BEGIN TASK INPUTS
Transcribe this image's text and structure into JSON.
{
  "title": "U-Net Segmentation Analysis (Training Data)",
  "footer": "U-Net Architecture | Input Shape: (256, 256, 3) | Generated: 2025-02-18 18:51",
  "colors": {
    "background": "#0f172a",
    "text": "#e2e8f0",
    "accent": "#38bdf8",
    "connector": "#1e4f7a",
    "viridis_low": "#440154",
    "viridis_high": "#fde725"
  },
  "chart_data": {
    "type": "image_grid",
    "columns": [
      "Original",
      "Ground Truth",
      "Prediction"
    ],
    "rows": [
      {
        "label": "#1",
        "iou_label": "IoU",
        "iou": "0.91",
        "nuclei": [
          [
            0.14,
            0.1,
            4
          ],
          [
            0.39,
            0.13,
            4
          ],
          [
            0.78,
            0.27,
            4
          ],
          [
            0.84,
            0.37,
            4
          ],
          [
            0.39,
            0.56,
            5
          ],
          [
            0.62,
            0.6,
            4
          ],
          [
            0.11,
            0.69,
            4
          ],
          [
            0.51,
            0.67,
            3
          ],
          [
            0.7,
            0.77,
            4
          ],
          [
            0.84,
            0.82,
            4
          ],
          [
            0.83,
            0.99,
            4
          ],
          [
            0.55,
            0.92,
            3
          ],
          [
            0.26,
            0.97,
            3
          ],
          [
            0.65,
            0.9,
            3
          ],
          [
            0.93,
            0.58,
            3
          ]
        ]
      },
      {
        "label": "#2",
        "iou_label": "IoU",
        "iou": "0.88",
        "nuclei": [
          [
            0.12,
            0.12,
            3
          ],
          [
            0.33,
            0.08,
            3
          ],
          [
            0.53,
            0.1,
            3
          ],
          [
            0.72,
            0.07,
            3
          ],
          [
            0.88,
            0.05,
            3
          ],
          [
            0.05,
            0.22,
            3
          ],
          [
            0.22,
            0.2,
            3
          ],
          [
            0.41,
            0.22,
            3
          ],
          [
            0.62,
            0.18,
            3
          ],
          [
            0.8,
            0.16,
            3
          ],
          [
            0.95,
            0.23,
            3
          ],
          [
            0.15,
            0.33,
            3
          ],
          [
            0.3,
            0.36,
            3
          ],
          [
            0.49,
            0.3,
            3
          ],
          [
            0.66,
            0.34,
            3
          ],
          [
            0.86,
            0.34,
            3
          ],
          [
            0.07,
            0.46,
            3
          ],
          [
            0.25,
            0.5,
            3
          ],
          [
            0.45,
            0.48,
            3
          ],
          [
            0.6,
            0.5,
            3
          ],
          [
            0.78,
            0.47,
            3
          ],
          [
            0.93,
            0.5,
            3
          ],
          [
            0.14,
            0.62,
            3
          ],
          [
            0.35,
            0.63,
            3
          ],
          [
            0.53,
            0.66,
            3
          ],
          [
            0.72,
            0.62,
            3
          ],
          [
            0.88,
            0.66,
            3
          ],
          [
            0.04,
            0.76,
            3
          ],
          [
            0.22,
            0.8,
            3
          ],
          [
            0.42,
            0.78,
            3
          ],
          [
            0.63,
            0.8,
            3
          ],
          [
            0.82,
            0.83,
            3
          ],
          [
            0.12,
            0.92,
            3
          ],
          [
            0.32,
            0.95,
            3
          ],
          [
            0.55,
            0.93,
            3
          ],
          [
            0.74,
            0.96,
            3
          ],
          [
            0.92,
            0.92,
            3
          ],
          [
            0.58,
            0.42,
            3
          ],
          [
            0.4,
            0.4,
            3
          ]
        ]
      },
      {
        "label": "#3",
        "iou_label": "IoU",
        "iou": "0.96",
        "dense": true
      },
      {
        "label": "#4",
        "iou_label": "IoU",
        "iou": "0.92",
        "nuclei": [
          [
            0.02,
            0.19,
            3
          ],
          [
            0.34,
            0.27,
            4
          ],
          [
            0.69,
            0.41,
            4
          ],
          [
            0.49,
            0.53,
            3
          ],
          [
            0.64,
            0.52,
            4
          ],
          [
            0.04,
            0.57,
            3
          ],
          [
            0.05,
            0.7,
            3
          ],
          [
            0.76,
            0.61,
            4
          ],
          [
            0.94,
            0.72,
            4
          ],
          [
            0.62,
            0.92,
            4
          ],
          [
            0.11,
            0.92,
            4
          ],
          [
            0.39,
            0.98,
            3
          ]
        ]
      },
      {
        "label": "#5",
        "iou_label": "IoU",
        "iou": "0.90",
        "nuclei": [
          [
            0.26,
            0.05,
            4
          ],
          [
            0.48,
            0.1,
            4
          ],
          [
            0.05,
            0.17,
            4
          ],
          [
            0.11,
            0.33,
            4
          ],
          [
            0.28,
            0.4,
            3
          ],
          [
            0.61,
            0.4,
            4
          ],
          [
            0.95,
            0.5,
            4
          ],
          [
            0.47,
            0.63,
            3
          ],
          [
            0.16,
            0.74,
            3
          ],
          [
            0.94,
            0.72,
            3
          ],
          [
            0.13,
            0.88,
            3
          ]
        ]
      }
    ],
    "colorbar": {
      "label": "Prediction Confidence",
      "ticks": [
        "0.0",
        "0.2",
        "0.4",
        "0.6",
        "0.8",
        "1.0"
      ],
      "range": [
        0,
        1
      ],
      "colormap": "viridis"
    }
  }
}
END TASK INPUTS
▸ **PROBLEM STATEMENT**:
Take the listing above and set it down exactly.

▸ **THE SOLUTION**:
Transcribe this image's text and structure into JSON.
{
  "title": "U-Net Segmentation Analysis (Training Data)",
  "footer": "U-Net Architecture | Input Shape: (256, 256, 3) | Generated: 2025-02-18 18:51",
  "colors": {
    "background": "#0f172a",
    "text": "#e2e8f0",
    "accent": "#38bdf8",
    "connector": "#1e4f7a",
    "viridis_low": "#440154",
    "viridis_high": "#fde725"
  },
  "chart_data": {
    "type": "image_grid",
    "columns": [
      "Original",
      "Ground Truth",
      "Prediction"
    ],
    "rows": [
      {
        "label": "#1",
        "iou_label": "IoU",
        "iou": "0.91",
        "nuclei": [
          [
            0.14,
            0.1,
            4
          ],
          [
            0.39,
            0.13,
            4
          ],
          [
            0.78,
            0.27,
            4
          ],
          [
            0.84,
            0.37,
            4
          ],
          [
            0.39,
            0.56,
            5
          ],
          [
            0.62,
            0.6,
            4
          ],
          [
            0.11,
            0.69,
            4
          ],
          [
            0.51,
            0.67,
            3
          ],
          [
            0.7,
            0.77,
            4
          ],
          [
            0.84,
            0.82,
            4
          ],
          [
            0.83,
            0.99,
            4
          ],
          [
            0.55,
            0.92,
            3
          ],
          [
            0.26,
            0.97,
            3
          ],
          [
            0.65,
            0.9,
            3
          ],
          [
            0.93,
            0.58,
            3
          ]
        ]
      },
      {
        "label": "#2",
        "iou_label": "IoU",
        "iou": "0.88",
        "nuclei": [
          [
            0.12,
            0.12,
            3
          ],
          [
            0.33,
            0.08,
            3
          ],
          [
            0.53,
            0.1,
            3
          ],
          [
            0.72,
            0.07,
            3
          ],
          [
            0.88,
            0.05,
            3
          ],
          [
            0.05,
            0.22,
            3
          ],
          [
            0.22,
            0.2,
            3
          ],
          [
            0.41,
            0.22,
            3
          ],
          [
            0.62,
            0.18,
            3
          ],
          [
            0.8,
            0.16,
            3
          ],
          [
            0.95,
            0.23,
            3
          ],
          [
            0.15,
            0.33,
            3
          ],
          [
            0.3,
            0.36,
            3
          ],
          [
            0.49,
            0.3,
            3
          ],
          [
            0.66,
            0.34,
            3
          ],
          [
            0.86,
            0.34,
            3
          ],
          [
            0.07,
            0.46,
            3
          ],
          [
            0.25,
            0.5,
            3
          ],
          [
            0.45,
            0.48,
            3
          ],
          [
            0.6,
            0.5,
            3
          ],
          [
            0.78,
            0.47,
            3
          ],
          [
            0.93,
            0.5,
            3
          ],
          [
            0.14,
            0.62,
            3
          ],
          [
            0.35,
            0.63,
            3
          ],
          [
            0.53,
            0.66,
            3
          ],
          [
            0.72,
            0.62,
            3
          ],
          [
            0.88,
            0.66,
            3
          ],
          [
            0.04,
            0.76,
            3
          ],
          [
            0.22,
            0.8,
            3
          ],
          [
            0.42,
            0.78,
            3
          ],
          [
            0.63,
            0.8,
            3
          ],
          [
            0.82,
            0.83,
            3
          ],
          [
            0.12,
            0.92,
            3
          ],
          [
            0.32,
            0.95,
            3
          ],
          [
            0.55,
            0.93,
            3
          ],
          [
            0.74,
            0.96,
            3
          ],
          [
            0.92,
            0.92,
            3
          ],
          [
            0.58,
            0.42,
            3
          ],
          [
            0.4,
            0.4,
            3
          ]
        ]
      },
      {
        "label": "#3",
        "iou_label": "IoU",
        "iou": "0.96",
        "dense": true
      },
      {
        "label": "#4",
        "iou_label": "IoU",
        "iou": "0.92",
        "nuclei": [
          [
            0.02,
            0.19,
            3
          ],
          [
            0.34,
            0.27,
            4
          ],
          [
            0.69,
            0.41,
            4
          ],
          [
            0.49,
            0.53,
            3
          ],
          [
            0.64,
            0.52,
            4
          ],
          [
            0.04,
            0.57,
            3
          ],
          [
            0.05,
            0.7,
            3
          ],
          [
            0.76,
            0.61,
            4
          ],
          [
            0.94,
            0.72,
            4
          ],
          [
            0.62,
            0.92,
            4
          ],
          [
            0.11,
            0.92,
            4
          ],
          [
            0.39,
            0.98,
            3
          ]
        ]
      },
      {
        "label": "#5",
        "iou_label": "IoU",
        "iou": "0.90",
        "nuclei": [
          [
            0.26,
            0.05,
            4
          ],
          [
            0.48,
            0.1,
            4
          ],
          [
            0.05,
            0.17,
            4
          ],
          [
            0.11,
            0.33,
            4
          ],
          [
            0.28,
            0.4,
            3
          ],
          [
            0.61,
            0.4,
            4
          ],
          [
            0.95,
            0.5,
            4
          ],
          [
            0.47,
            0.63,
            3
          ],
          [
            0.16,
            0.74,
            3
          ],
          [
            0.94,
            0.72,
            3
          ],
          [
            0.13,
            0.88,
            3
          ]
        ]
      }
    ],
    "colorbar": {
      "label": "Prediction Confidence",
      "ticks": [
        "0.0",
        "0.2",
        "0.4",
        "0.6",
        "0.8",
        "1.0"
      ],
      "range": [
        0,
        1
      ],
      "colormap": "viridis"
    }
  }
}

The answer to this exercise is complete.